[Exercise aim]
How many lines in the material below contain the string "this", with case counting? Reply with the number alone.

Excerpts from a layout annotation set:
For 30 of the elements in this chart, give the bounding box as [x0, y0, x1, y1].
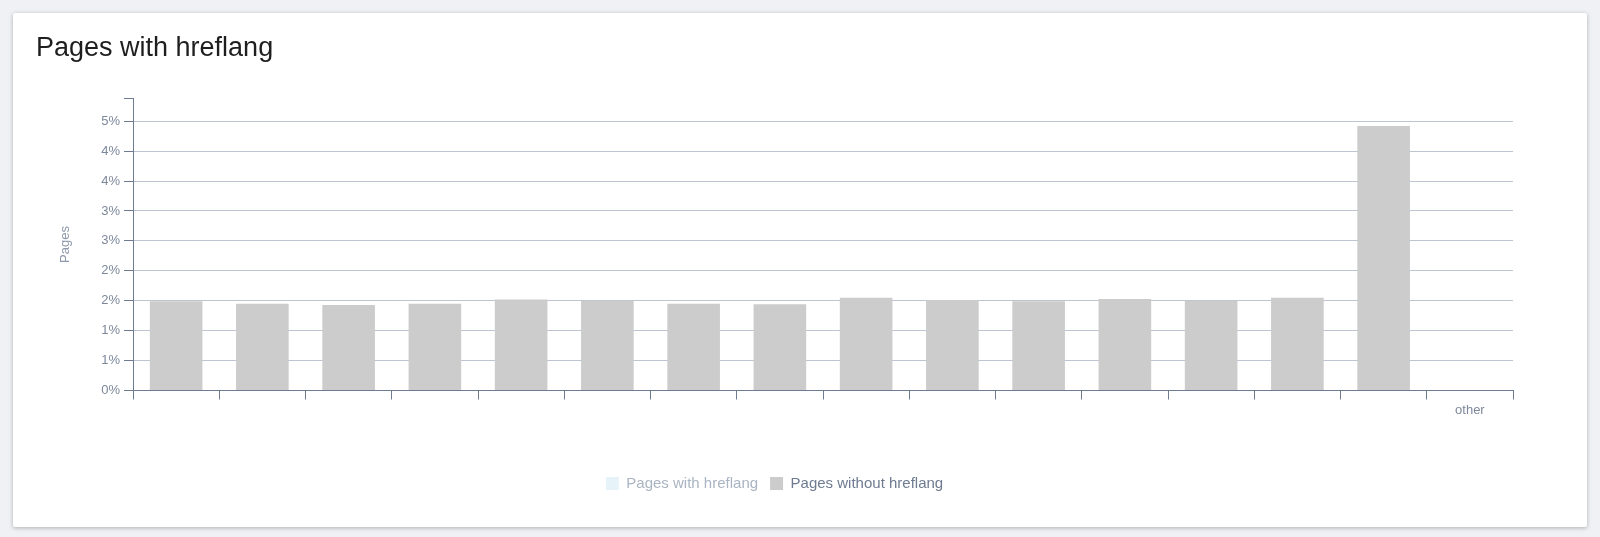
bar	[581, 300, 634, 390]
bar	[149, 301, 203, 390]
bar	[926, 300, 979, 390]
y-tick-label: 4%	[101, 142, 121, 158]
y-tick-label: 0%	[101, 382, 121, 398]
bar	[322, 304, 375, 390]
x-tick-label: other	[1455, 401, 1486, 417]
bar	[1184, 300, 1238, 390]
bar	[667, 303, 720, 390]
y-tick-label: 3%	[101, 202, 121, 218]
bar	[494, 299, 548, 390]
bar	[753, 304, 807, 390]
y-tick-label: 5%	[101, 112, 121, 128]
bar	[408, 303, 462, 390]
legend-label: Pages with hreflang	[626, 473, 759, 491]
y-tick-label: 1%	[101, 352, 121, 368]
y-tick-label: 3%	[101, 232, 121, 248]
legend-label: Pages without hreflang	[790, 473, 944, 491]
chart-title: Pages with hreflang	[36, 31, 274, 62]
bar	[236, 303, 289, 390]
bar	[1271, 297, 1324, 390]
y-tick-label: 2%	[101, 292, 121, 308]
y-tick-label: 1%	[101, 322, 121, 338]
y-axis-title: Pages	[57, 225, 73, 263]
bar	[839, 297, 893, 390]
bar	[1012, 301, 1065, 390]
y-tick-label: 4%	[101, 172, 121, 188]
bar	[1357, 125, 1410, 390]
y-tick-label: 2%	[101, 262, 121, 278]
bar	[1098, 298, 1152, 390]
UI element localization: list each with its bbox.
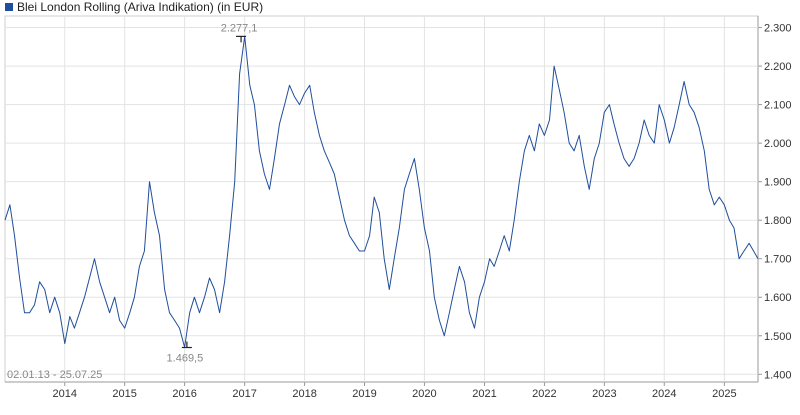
gridlines (5, 16, 758, 382)
x-tick-label: 2020 (412, 388, 436, 400)
max-label: 2.277,1 (221, 22, 258, 34)
y-tick-label: 1.700 (764, 254, 792, 266)
x-tick-label: 2015 (112, 388, 136, 400)
y-tick-label: 2.200 (764, 61, 792, 73)
x-tick-label: 2024 (652, 388, 676, 400)
y-tick-label: 1.400 (764, 369, 792, 381)
x-tick-label: 2018 (292, 388, 316, 400)
date-range-label: 02.01.13 - 25.07.25 (7, 369, 102, 381)
legend-label: Blei London Rolling (Ariva Indikation) (… (17, 0, 263, 14)
price-line (4, 35, 759, 348)
x-tick-label: 2017 (232, 388, 256, 400)
legend-swatch (5, 3, 13, 11)
x-tick-label: 2016 (172, 388, 196, 400)
y-tick-label: 1.500 (764, 331, 792, 343)
annotations-layer: 2.277,1 1.469,5 (167, 22, 258, 364)
x-tick-label: 2025 (712, 388, 736, 400)
x-tick-label: 2019 (352, 388, 376, 400)
x-axis: 2014 2015 2016 2017 2018 2019 2020 2021 2022 2023… (53, 382, 737, 400)
x-tick-label: 2022 (532, 388, 556, 400)
min-label: 1.469,5 (167, 353, 204, 365)
x-tick-label: 2014 (53, 388, 77, 400)
y-tick-label: 2.100 (764, 100, 792, 112)
series-layer (4, 35, 759, 348)
plot-frame (4, 15, 759, 383)
x-tick-label: 2023 (592, 388, 616, 400)
y-tick-label: 1.900 (764, 177, 792, 189)
y-tick-label: 2.300 (764, 23, 792, 35)
y-axis: 2.300 2.200 2.100 2.000 1.900 1.800 1.700 1.600… (758, 23, 792, 381)
y-tick-label: 1.800 (764, 215, 792, 227)
x-tick-label: 2021 (472, 388, 496, 400)
y-tick-label: 2.000 (764, 138, 792, 150)
y-tick-label: 1.600 (764, 292, 792, 304)
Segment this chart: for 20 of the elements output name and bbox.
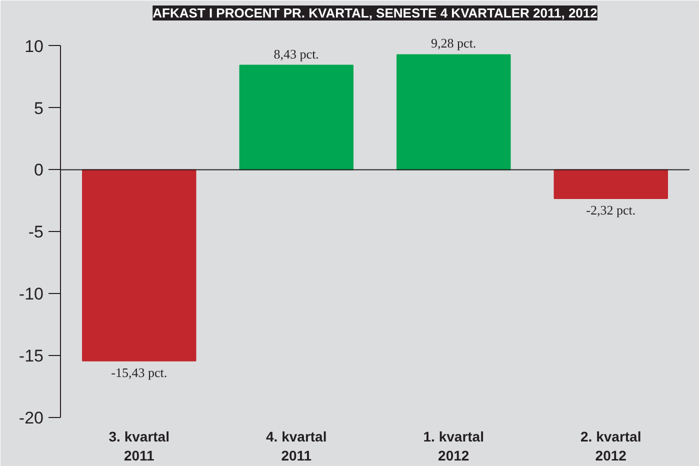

[The answer]
2